[INSTRUCTION]: Here are some records; quote them exactly, leaving out the pictures.

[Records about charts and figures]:
•••••

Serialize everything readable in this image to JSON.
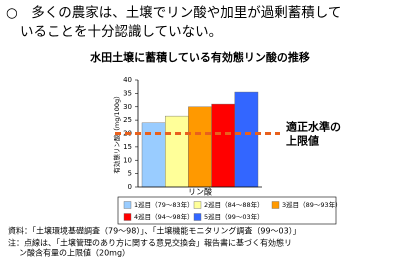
{
  "header": {
    "lines": [
      "○　多くの農家は、土壌でリン酸や加里が過剰蓄積して",
      "いることを十分認識していない。"
    ]
  },
  "chart_data": {
    "type": "bar",
    "title": "水田土壌に蓄積している有効態リン酸の推移",
    "y_label": "有効態リン酸（mg/100g）",
    "x_label": "リン酸",
    "categories": [
      "1巡目（79～83年）",
      "2巡目（84～88年）",
      "3巡目（89～93年）",
      "4巡目（94～98年）",
      "5巡目（99～03年）"
    ],
    "values": [
      24,
      26.5,
      30,
      31,
      35.5
    ],
    "colors": [
      "#99ccff",
      "#ffff99",
      "#ff9900",
      "#ff0000",
      "#3366ff"
    ],
    "ylim": [
      0,
      40
    ],
    "yticks": [
      0,
      5,
      10,
      15,
      20,
      25,
      30,
      35,
      40
    ],
    "threshold": {
      "value": 20,
      "color": "#e8601c",
      "label": [
        "適正水準の",
        "上限値"
      ]
    }
  },
  "notes": [
    "資料：「土壌環境基礎調査（79～98）」、「土壌機能モニタリング調査（99～03）」",
    "注：点線は、「土壌管理のあり方に関する意見交換会」報告書に基づく有効態リ",
    "ン酸含有量の上限値（20mg）"
  ]
}
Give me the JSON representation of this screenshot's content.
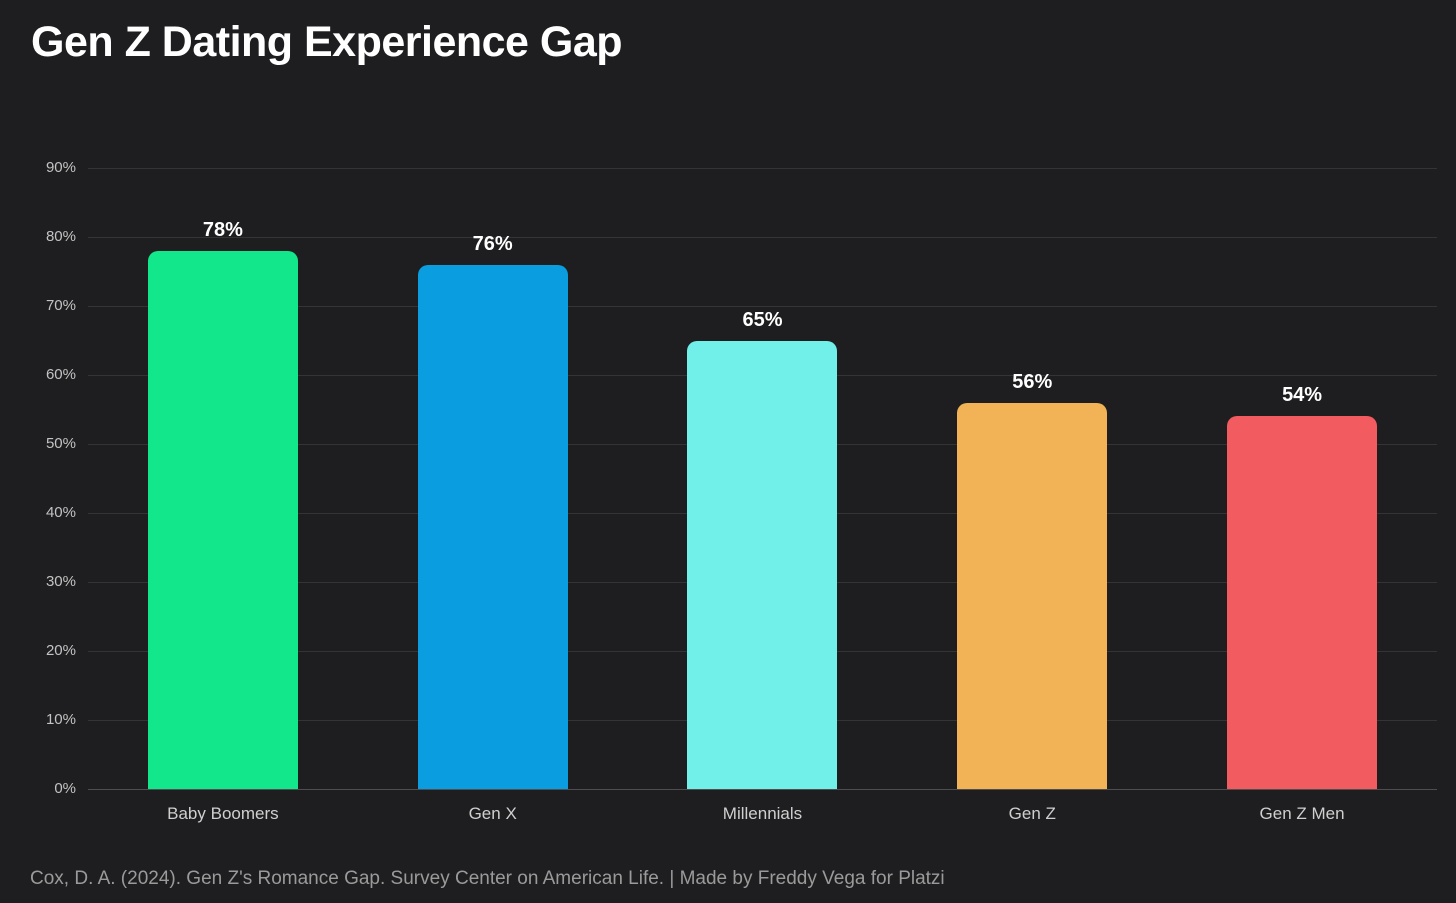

•••••

[ANSWER FOR THIS EXERCISE]:
Serialize everything readable in this image to JSON.
{
  "header": {
    "lines": [
      "○　多くの農家は、土壌でリン酸や加里が過剰蓄積して",
      "いることを十分認識していない。"
    ]
  },
  "chart_data": {
    "type": "bar",
    "title": "水田土壌に蓄積している有効態リン酸の推移",
    "y_label": "有効態リン酸（mg/100g）",
    "x_label": "リン酸",
    "categories": [
      "1巡目（79～83年）",
      "2巡目（84～88年）",
      "3巡目（89～93年）",
      "4巡目（94～98年）",
      "5巡目（99～03年）"
    ],
    "values": [
      24,
      26.5,
      30,
      31,
      35.5
    ],
    "colors": [
      "#99ccff",
      "#ffff99",
      "#ff9900",
      "#ff0000",
      "#3366ff"
    ],
    "ylim": [
      0,
      40
    ],
    "yticks": [
      0,
      5,
      10,
      15,
      20,
      25,
      30,
      35,
      40
    ],
    "threshold": {
      "value": 20,
      "color": "#e8601c",
      "label": [
        "適正水準の",
        "上限値"
      ]
    }
  },
  "notes": [
    "資料：「土壌環境基礎調査（79～98）」、「土壌機能モニタリング調査（99～03）」",
    "注：点線は、「土壌管理のあり方に関する意見交換会」報告書に基づく有効態リ",
    "ン酸含有量の上限値（20mg）"
  ]
}
Give me the JSON representation of this screenshot's content.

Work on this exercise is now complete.